╭──
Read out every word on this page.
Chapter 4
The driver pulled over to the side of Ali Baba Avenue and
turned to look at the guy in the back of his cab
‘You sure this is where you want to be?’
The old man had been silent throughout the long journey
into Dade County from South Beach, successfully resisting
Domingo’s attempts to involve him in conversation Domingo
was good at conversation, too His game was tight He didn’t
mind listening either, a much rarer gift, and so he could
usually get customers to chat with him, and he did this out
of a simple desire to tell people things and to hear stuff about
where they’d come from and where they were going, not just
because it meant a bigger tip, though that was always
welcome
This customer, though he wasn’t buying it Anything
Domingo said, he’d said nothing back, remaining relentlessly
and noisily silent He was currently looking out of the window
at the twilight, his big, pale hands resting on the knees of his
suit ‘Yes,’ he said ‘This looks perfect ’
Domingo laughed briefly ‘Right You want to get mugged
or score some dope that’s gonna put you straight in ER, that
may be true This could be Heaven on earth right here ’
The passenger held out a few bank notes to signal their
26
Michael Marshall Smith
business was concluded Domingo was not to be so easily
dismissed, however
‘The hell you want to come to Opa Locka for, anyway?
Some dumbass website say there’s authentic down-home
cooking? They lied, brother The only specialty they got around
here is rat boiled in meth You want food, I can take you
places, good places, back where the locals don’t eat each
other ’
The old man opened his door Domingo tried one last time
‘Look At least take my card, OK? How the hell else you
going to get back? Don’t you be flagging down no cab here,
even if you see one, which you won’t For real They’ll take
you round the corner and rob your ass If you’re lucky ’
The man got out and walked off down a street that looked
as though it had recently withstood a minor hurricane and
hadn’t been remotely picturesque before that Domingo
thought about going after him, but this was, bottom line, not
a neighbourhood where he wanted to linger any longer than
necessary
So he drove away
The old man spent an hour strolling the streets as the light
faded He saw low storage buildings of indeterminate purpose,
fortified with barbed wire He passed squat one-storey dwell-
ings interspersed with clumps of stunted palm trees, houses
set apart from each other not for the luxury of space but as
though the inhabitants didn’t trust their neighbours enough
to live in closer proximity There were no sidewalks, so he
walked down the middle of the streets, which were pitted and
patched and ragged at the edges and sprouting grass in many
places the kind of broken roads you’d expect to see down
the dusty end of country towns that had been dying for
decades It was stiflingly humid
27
╰──
What is expected:
Quote every entry exactly.

Correct answer:
Read out every word on this page.
Chapter 4
The driver pulled over to the side of Ali Baba Avenue and
turned to look at the guy in the back of his cab
‘You sure this is where you want to be?’
The old man had been silent throughout the long journey
into Dade County from South Beach, successfully resisting
Domingo’s attempts to involve him in conversation Domingo
was good at conversation, too His game was tight He didn’t
mind listening either, a much rarer gift, and so he could
usually get customers to chat with him, and he did this out
of a simple desire to tell people things and to hear stuff about
where they’d come from and where they were going, not just
because it meant a bigger tip, though that was always
welcome
This customer, though he wasn’t buying it Anything
Domingo said, he’d said nothing back, remaining relentlessly
and noisily silent He was currently looking out of the window
at the twilight, his big, pale hands resting on the knees of his
suit ‘Yes,’ he said ‘This looks perfect ’
Domingo laughed briefly ‘Right You want to get mugged
or score some dope that’s gonna put you straight in ER, that
may be true This could be Heaven on earth right here ’
The passenger held out a few bank notes to signal their
26
Michael Marshall Smith
business was concluded Domingo was not to be so easily
dismissed, however
‘The hell you want to come to Opa Locka for, anyway?
Some dumbass website say there’s authentic down-home
cooking? They lied, brother The only specialty they got around
here is rat boiled in meth You want food, I can take you
places, good places, back where the locals don’t eat each
other ’
The old man opened his door Domingo tried one last time
‘Look At least take my card, OK? How the hell else you
going to get back? Don’t you be flagging down no cab here,
even if you see one, which you won’t For real They’ll take
you round the corner and rob your ass If you’re lucky ’
The man got out and walked off down a street that looked
as though it had recently withstood a minor hurricane and
hadn’t been remotely picturesque before that Domingo
thought about going after him, but this was, bottom line, not
a neighbourhood where he wanted to linger any longer than
necessary
So he drove away
The old man spent an hour strolling the streets as the light
faded He saw low storage buildings of indeterminate purpose,
fortified with barbed wire He passed squat one-storey dwell-
ings interspersed with clumps of stunted palm trees, houses
set apart from each other not for the luxury of space but as
though the inhabitants didn’t trust their neighbours enough
to live in closer proximity There were no sidewalks, so he
walked down the middle of the streets, which were pitted and
patched and ragged at the edges and sprouting grass in many
places the kind of broken roads you’d expect to see down
the dusty end of country towns that had been dying for
decades It was stiflingly humid
27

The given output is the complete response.